**INSTRUCTIONS TO FOLLOW**
Exclude the pictures, then repeat the remaining data exactly.

**Data records**
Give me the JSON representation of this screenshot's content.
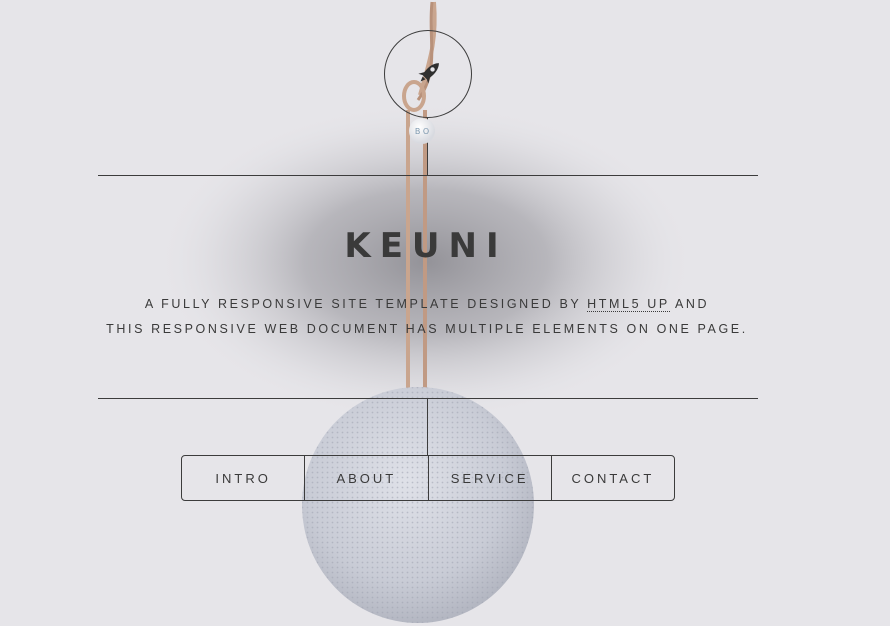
{
  "site": {
    "title": "KEUNI",
    "subtitle_line1_pre": "A FULLY RESPONSIVE SITE TEMPLATE DESIGNED BY",
    "subtitle_link": "HTML5 UP",
    "subtitle_line1_post": "AND",
    "subtitle_line2": "THIS RESPONSIVE WEB DOCUMENT HAS MULTIPLE ELEMENTS ON ONE PAGE.",
    "logo_icon": "rocket-icon",
    "speaker_tag": "B O"
  },
  "nav": {
    "items": [
      {
        "label": "INTRO"
      },
      {
        "label": "ABOUT"
      },
      {
        "label": "SERVICE"
      },
      {
        "label": "CONTACT"
      }
    ]
  },
  "colors": {
    "background": "#e6e5e9",
    "lines": "#3c3c3c",
    "text": "#3a3a3a",
    "speaker": "#c9ccd6",
    "cord": "#c9a58e"
  }
}
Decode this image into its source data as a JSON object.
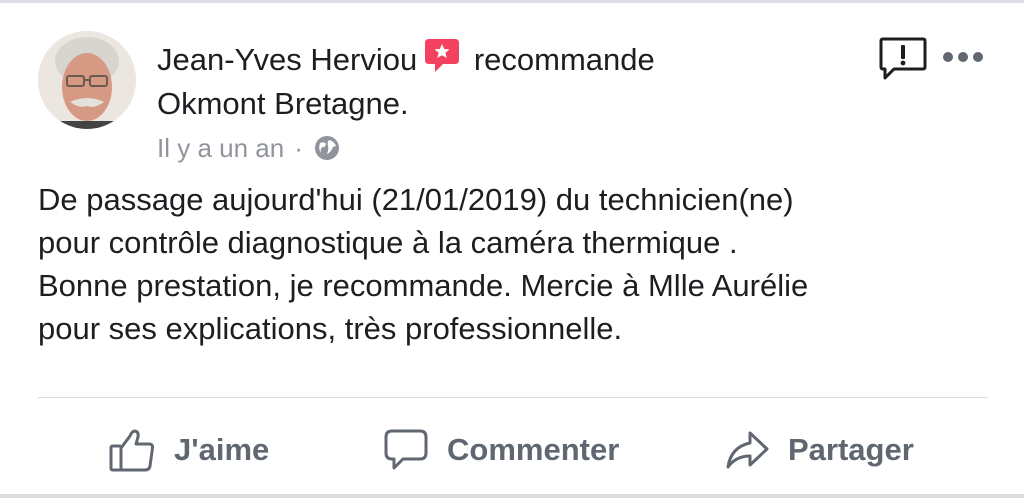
{
  "post": {
    "author": "Jean-Yves Herviou",
    "verb": "recommande",
    "page": "Okmont Bretagne.",
    "time": "Il y a un an",
    "separator": "·",
    "body": "De passage aujourd'hui (21/01/2019) du technicien(ne)\npour contrôle diagnostique à la caméra thermique .\nBonne prestation, je recommande. Mercie à Mlle Aurélie\npour ses explications, très professionnelle."
  },
  "actions": {
    "like": "J'aime",
    "comment": "Commenter",
    "share": "Partager"
  },
  "icons": {
    "recommend": "recommend-star-icon",
    "privacy": "globe-icon",
    "report": "report-icon",
    "more": "more-icon",
    "like": "thumbs-up-icon",
    "comment": "comment-icon",
    "share": "share-arrow-icon"
  },
  "colors": {
    "recommend_badge": "#f3425f",
    "muted": "#90949c",
    "action_text": "#606770",
    "text": "#1c1e21"
  }
}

**SOLUTION TO THIS PROBLEM**
Give me the JSON representation of this screenshot's content.
{
  "site": {
    "title": "KEUNI",
    "subtitle_line1_pre": "A FULLY RESPONSIVE SITE TEMPLATE DESIGNED BY",
    "subtitle_link": "HTML5 UP",
    "subtitle_line1_post": "AND",
    "subtitle_line2": "THIS RESPONSIVE WEB DOCUMENT HAS MULTIPLE ELEMENTS ON ONE PAGE.",
    "logo_icon": "rocket-icon",
    "speaker_tag": "B O"
  },
  "nav": {
    "items": [
      {
        "label": "INTRO"
      },
      {
        "label": "ABOUT"
      },
      {
        "label": "SERVICE"
      },
      {
        "label": "CONTACT"
      }
    ]
  },
  "colors": {
    "background": "#e6e5e9",
    "lines": "#3c3c3c",
    "text": "#3a3a3a",
    "speaker": "#c9ccd6",
    "cord": "#c9a58e"
  }
}
Decode this image into its source data as a JSON object.
{
  "post": {
    "author": "Jean-Yves Herviou",
    "verb": "recommande",
    "page": "Okmont Bretagne.",
    "time": "Il y a un an",
    "separator": "·",
    "body": "De passage aujourd'hui (21/01/2019) du technicien(ne)\npour contrôle diagnostique à la caméra thermique .\nBonne prestation, je recommande. Mercie à Mlle Aurélie\npour ses explications, très professionnelle."
  },
  "actions": {
    "like": "J'aime",
    "comment": "Commenter",
    "share": "Partager"
  },
  "icons": {
    "recommend": "recommend-star-icon",
    "privacy": "globe-icon",
    "report": "report-icon",
    "more": "more-icon",
    "like": "thumbs-up-icon",
    "comment": "comment-icon",
    "share": "share-arrow-icon"
  },
  "colors": {
    "recommend_badge": "#f3425f",
    "muted": "#90949c",
    "action_text": "#606770",
    "text": "#1c1e21"
  }
}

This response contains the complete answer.